(DO THIS): Pictures aside, repeat every entry exactly.

━━━ SOURCE DATA ━━━

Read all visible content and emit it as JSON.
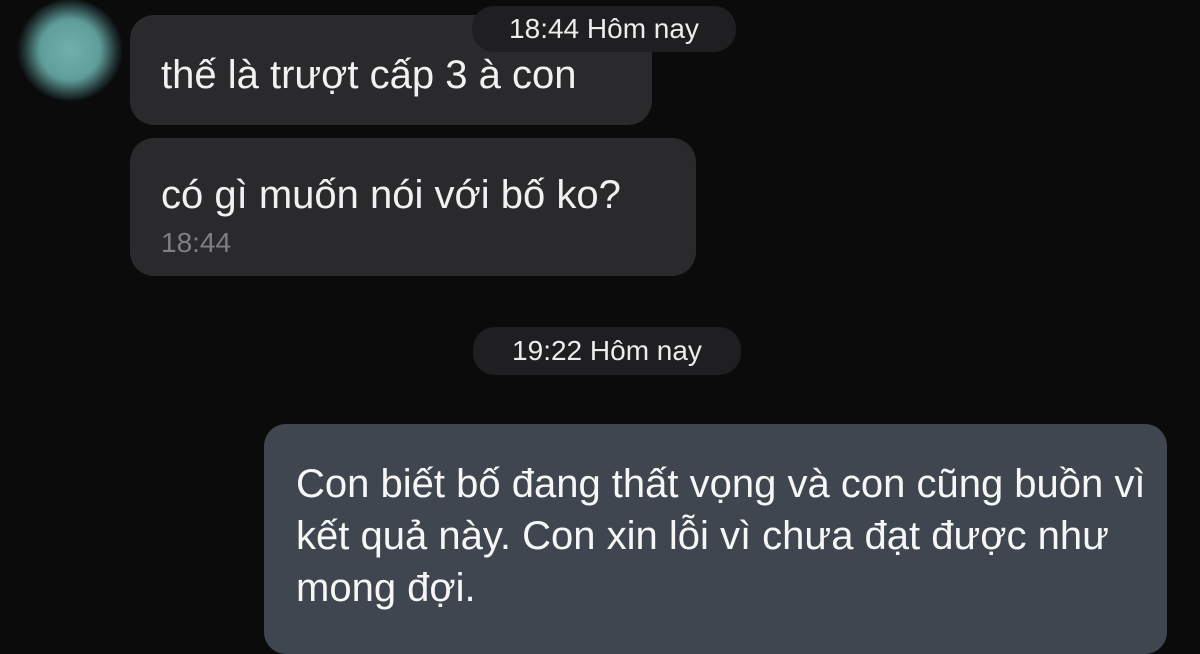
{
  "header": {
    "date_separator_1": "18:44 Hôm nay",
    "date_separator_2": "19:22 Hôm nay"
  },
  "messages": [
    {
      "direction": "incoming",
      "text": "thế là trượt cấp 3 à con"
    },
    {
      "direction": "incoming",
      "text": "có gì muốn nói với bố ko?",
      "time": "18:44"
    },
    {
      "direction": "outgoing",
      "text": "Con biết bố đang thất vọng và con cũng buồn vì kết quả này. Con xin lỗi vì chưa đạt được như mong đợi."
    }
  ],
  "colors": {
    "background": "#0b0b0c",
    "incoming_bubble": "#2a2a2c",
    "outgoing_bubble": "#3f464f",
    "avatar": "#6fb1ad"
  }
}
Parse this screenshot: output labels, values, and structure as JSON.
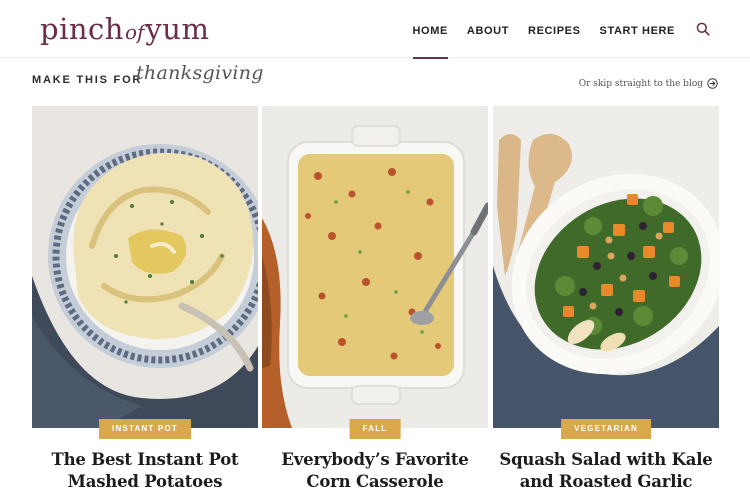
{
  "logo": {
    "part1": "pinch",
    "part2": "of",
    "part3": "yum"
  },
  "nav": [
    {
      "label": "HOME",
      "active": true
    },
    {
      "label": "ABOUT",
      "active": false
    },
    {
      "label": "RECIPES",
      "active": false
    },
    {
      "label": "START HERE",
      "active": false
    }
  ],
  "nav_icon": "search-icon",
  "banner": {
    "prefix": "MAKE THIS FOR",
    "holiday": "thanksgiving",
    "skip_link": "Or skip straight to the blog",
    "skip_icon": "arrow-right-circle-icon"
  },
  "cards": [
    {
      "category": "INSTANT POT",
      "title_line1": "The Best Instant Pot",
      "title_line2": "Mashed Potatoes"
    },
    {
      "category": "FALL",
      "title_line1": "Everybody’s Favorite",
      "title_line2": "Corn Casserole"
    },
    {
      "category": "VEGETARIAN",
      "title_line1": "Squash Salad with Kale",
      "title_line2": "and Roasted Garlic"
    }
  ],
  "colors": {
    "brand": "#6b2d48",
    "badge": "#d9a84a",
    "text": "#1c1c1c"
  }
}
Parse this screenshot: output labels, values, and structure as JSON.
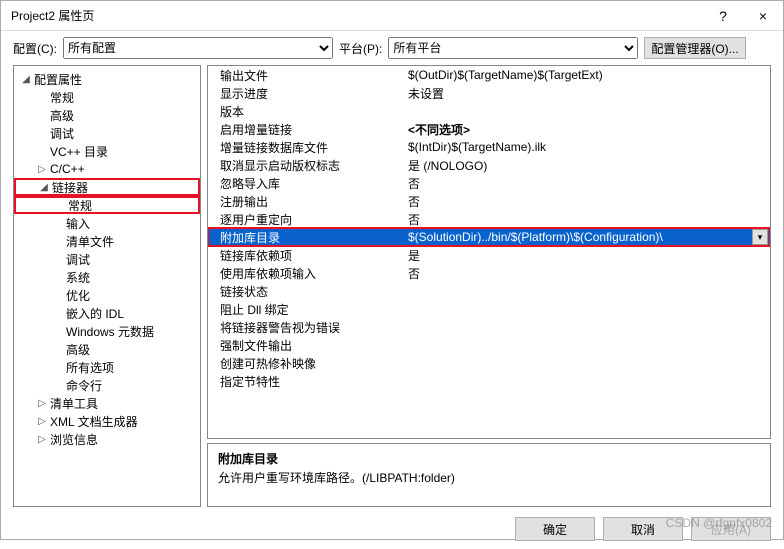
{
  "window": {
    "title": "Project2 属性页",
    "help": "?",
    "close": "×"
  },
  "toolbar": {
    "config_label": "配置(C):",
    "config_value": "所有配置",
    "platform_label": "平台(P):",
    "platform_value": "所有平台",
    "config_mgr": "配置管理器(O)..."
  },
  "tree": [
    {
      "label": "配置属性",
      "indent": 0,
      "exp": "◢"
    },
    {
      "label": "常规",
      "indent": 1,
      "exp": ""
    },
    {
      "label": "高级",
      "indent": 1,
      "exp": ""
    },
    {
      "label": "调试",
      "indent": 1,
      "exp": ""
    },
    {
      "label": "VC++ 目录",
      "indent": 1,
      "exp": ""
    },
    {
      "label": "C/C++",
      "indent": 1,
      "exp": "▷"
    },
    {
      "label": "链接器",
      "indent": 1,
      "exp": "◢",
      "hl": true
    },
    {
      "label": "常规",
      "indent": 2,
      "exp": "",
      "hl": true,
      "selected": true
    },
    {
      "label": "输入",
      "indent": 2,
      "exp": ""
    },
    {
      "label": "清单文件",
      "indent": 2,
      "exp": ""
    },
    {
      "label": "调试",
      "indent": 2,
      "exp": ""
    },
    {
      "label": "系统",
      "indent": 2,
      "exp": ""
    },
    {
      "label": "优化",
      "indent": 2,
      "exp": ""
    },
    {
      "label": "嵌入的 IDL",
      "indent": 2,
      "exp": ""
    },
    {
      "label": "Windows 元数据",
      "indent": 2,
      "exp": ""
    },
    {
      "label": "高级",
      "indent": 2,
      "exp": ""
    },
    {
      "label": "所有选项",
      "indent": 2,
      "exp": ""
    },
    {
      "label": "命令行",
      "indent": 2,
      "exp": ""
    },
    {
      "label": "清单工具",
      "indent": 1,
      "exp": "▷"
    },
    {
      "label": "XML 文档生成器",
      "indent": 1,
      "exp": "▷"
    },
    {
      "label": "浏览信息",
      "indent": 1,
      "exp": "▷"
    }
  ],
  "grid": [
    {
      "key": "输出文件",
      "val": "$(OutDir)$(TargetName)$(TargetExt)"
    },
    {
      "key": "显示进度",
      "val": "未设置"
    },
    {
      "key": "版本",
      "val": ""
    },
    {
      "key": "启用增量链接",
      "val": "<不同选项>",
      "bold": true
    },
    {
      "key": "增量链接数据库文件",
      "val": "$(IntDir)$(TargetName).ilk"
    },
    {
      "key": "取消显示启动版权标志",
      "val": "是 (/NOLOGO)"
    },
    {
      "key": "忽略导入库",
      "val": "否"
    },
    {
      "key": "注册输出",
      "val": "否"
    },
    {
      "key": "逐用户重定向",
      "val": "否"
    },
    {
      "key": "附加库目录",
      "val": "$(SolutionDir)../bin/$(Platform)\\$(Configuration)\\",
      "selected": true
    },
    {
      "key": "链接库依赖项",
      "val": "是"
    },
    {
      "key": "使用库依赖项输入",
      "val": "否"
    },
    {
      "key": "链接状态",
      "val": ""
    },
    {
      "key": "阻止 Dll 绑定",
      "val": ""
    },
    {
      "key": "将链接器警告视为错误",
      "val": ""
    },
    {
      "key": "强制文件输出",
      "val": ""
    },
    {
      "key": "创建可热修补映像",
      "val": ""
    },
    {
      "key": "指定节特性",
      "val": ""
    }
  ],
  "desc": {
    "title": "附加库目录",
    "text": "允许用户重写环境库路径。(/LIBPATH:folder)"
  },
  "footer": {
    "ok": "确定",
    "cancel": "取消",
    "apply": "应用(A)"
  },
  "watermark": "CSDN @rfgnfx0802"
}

━━━

(COMPLETE OUTPUT):
Read all visible content and emit it as JSON.
{
  "header": {
    "date_separator_1": "18:44 Hôm nay",
    "date_separator_2": "19:22 Hôm nay"
  },
  "messages": [
    {
      "direction": "incoming",
      "text": "thế là trượt cấp 3 à con"
    },
    {
      "direction": "incoming",
      "text": "có gì muốn nói với bố ko?",
      "time": "18:44"
    },
    {
      "direction": "outgoing",
      "text": "Con biết bố đang thất vọng và con cũng buồn vì kết quả này. Con xin lỗi vì chưa đạt được như mong đợi."
    }
  ],
  "colors": {
    "background": "#0b0b0c",
    "incoming_bubble": "#2a2a2c",
    "outgoing_bubble": "#3f464f",
    "avatar": "#6fb1ad"
  }
}
Parse this screenshot: output labels, values, and structure as JSON.
{
  "logo": {
    "part1": "pinch",
    "part2": "of",
    "part3": "yum"
  },
  "nav": [
    {
      "label": "HOME",
      "active": true
    },
    {
      "label": "ABOUT",
      "active": false
    },
    {
      "label": "RECIPES",
      "active": false
    },
    {
      "label": "START HERE",
      "active": false
    }
  ],
  "nav_icon": "search-icon",
  "banner": {
    "prefix": "MAKE THIS FOR",
    "holiday": "thanksgiving",
    "skip_link": "Or skip straight to the blog",
    "skip_icon": "arrow-right-circle-icon"
  },
  "cards": [
    {
      "category": "INSTANT POT",
      "title_line1": "The Best Instant Pot",
      "title_line2": "Mashed Potatoes"
    },
    {
      "category": "FALL",
      "title_line1": "Everybody’s Favorite",
      "title_line2": "Corn Casserole"
    },
    {
      "category": "VEGETARIAN",
      "title_line1": "Squash Salad with Kale",
      "title_line2": "and Roasted Garlic"
    }
  ],
  "colors": {
    "brand": "#6b2d48",
    "badge": "#d9a84a",
    "text": "#1c1c1c"
  }
}
Parse this screenshot: output labels, values, and structure as JSON.
{
  "window": {
    "title": "Project2 属性页",
    "help": "?",
    "close": "×"
  },
  "toolbar": {
    "config_label": "配置(C):",
    "config_value": "所有配置",
    "platform_label": "平台(P):",
    "platform_value": "所有平台",
    "config_mgr": "配置管理器(O)..."
  },
  "tree": [
    {
      "label": "配置属性",
      "indent": 0,
      "exp": "◢"
    },
    {
      "label": "常规",
      "indent": 1,
      "exp": ""
    },
    {
      "label": "高级",
      "indent": 1,
      "exp": ""
    },
    {
      "label": "调试",
      "indent": 1,
      "exp": ""
    },
    {
      "label": "VC++ 目录",
      "indent": 1,
      "exp": ""
    },
    {
      "label": "C/C++",
      "indent": 1,
      "exp": "▷"
    },
    {
      "label": "链接器",
      "indent": 1,
      "exp": "◢",
      "hl": true
    },
    {
      "label": "常规",
      "indent": 2,
      "exp": "",
      "hl": true,
      "selected": true
    },
    {
      "label": "输入",
      "indent": 2,
      "exp": ""
    },
    {
      "label": "清单文件",
      "indent": 2,
      "exp": ""
    },
    {
      "label": "调试",
      "indent": 2,
      "exp": ""
    },
    {
      "label": "系统",
      "indent": 2,
      "exp": ""
    },
    {
      "label": "优化",
      "indent": 2,
      "exp": ""
    },
    {
      "label": "嵌入的 IDL",
      "indent": 2,
      "exp": ""
    },
    {
      "label": "Windows 元数据",
      "indent": 2,
      "exp": ""
    },
    {
      "label": "高级",
      "indent": 2,
      "exp": ""
    },
    {
      "label": "所有选项",
      "indent": 2,
      "exp": ""
    },
    {
      "label": "命令行",
      "indent": 2,
      "exp": ""
    },
    {
      "label": "清单工具",
      "indent": 1,
      "exp": "▷"
    },
    {
      "label": "XML 文档生成器",
      "indent": 1,
      "exp": "▷"
    },
    {
      "label": "浏览信息",
      "indent": 1,
      "exp": "▷"
    }
  ],
  "grid": [
    {
      "key": "输出文件",
      "val": "$(OutDir)$(TargetName)$(TargetExt)"
    },
    {
      "key": "显示进度",
      "val": "未设置"
    },
    {
      "key": "版本",
      "val": ""
    },
    {
      "key": "启用增量链接",
      "val": "<不同选项>",
      "bold": true
    },
    {
      "key": "增量链接数据库文件",
      "val": "$(IntDir)$(TargetName).ilk"
    },
    {
      "key": "取消显示启动版权标志",
      "val": "是 (/NOLOGO)"
    },
    {
      "key": "忽略导入库",
      "val": "否"
    },
    {
      "key": "注册输出",
      "val": "否"
    },
    {
      "key": "逐用户重定向",
      "val": "否"
    },
    {
      "key": "附加库目录",
      "val": "$(SolutionDir)../bin/$(Platform)\\$(Configuration)\\",
      "selected": true
    },
    {
      "key": "链接库依赖项",
      "val": "是"
    },
    {
      "key": "使用库依赖项输入",
      "val": "否"
    },
    {
      "key": "链接状态",
      "val": ""
    },
    {
      "key": "阻止 Dll 绑定",
      "val": ""
    },
    {
      "key": "将链接器警告视为错误",
      "val": ""
    },
    {
      "key": "强制文件输出",
      "val": ""
    },
    {
      "key": "创建可热修补映像",
      "val": ""
    },
    {
      "key": "指定节特性",
      "val": ""
    }
  ],
  "desc": {
    "title": "附加库目录",
    "text": "允许用户重写环境库路径。(/LIBPATH:folder)"
  },
  "footer": {
    "ok": "确定",
    "cancel": "取消",
    "apply": "应用(A)"
  },
  "watermark": "CSDN @rfgnfx0802"
}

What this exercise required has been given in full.